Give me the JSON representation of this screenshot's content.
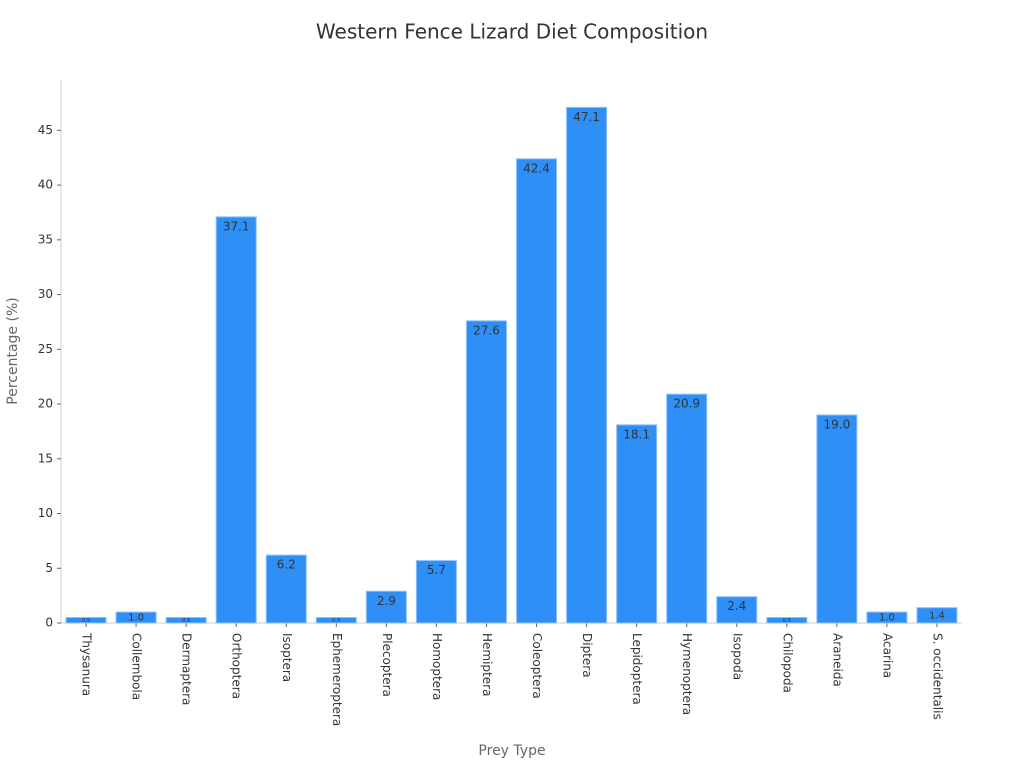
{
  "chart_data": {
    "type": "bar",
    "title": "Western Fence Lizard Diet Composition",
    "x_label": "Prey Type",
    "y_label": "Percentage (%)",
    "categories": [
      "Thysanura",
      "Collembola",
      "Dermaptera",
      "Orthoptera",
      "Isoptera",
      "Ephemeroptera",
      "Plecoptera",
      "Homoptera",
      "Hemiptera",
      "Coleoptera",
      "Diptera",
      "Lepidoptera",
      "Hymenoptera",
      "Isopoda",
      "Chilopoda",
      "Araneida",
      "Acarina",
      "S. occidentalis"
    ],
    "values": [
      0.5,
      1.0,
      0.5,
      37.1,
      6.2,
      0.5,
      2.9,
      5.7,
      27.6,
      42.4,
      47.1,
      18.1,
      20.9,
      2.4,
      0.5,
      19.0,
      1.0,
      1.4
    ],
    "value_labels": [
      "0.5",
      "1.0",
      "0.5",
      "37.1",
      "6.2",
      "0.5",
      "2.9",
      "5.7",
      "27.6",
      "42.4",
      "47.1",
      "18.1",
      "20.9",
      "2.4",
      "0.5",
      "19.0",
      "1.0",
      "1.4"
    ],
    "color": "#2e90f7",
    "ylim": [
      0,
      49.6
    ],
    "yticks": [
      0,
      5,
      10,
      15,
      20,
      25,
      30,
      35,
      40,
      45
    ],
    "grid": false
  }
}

● SET PROBLEM: Quote the entries in full. Any image among them is to be omitted from the copy.

● RESPONSE:
Give me the JSON representation of this screenshot's content.
{
  "chart_data": {
    "type": "bar",
    "title": "Western Fence Lizard Diet Composition",
    "x_label": "Prey Type",
    "y_label": "Percentage (%)",
    "categories": [
      "Thysanura",
      "Collembola",
      "Dermaptera",
      "Orthoptera",
      "Isoptera",
      "Ephemeroptera",
      "Plecoptera",
      "Homoptera",
      "Hemiptera",
      "Coleoptera",
      "Diptera",
      "Lepidoptera",
      "Hymenoptera",
      "Isopoda",
      "Chilopoda",
      "Araneida",
      "Acarina",
      "S. occidentalis"
    ],
    "values": [
      0.5,
      1.0,
      0.5,
      37.1,
      6.2,
      0.5,
      2.9,
      5.7,
      27.6,
      42.4,
      47.1,
      18.1,
      20.9,
      2.4,
      0.5,
      19.0,
      1.0,
      1.4
    ],
    "value_labels": [
      "0.5",
      "1.0",
      "0.5",
      "37.1",
      "6.2",
      "0.5",
      "2.9",
      "5.7",
      "27.6",
      "42.4",
      "47.1",
      "18.1",
      "20.9",
      "2.4",
      "0.5",
      "19.0",
      "1.0",
      "1.4"
    ],
    "color": "#2e90f7",
    "ylim": [
      0,
      49.6
    ],
    "yticks": [
      0,
      5,
      10,
      15,
      20,
      25,
      30,
      35,
      40,
      45
    ],
    "grid": false
  }
}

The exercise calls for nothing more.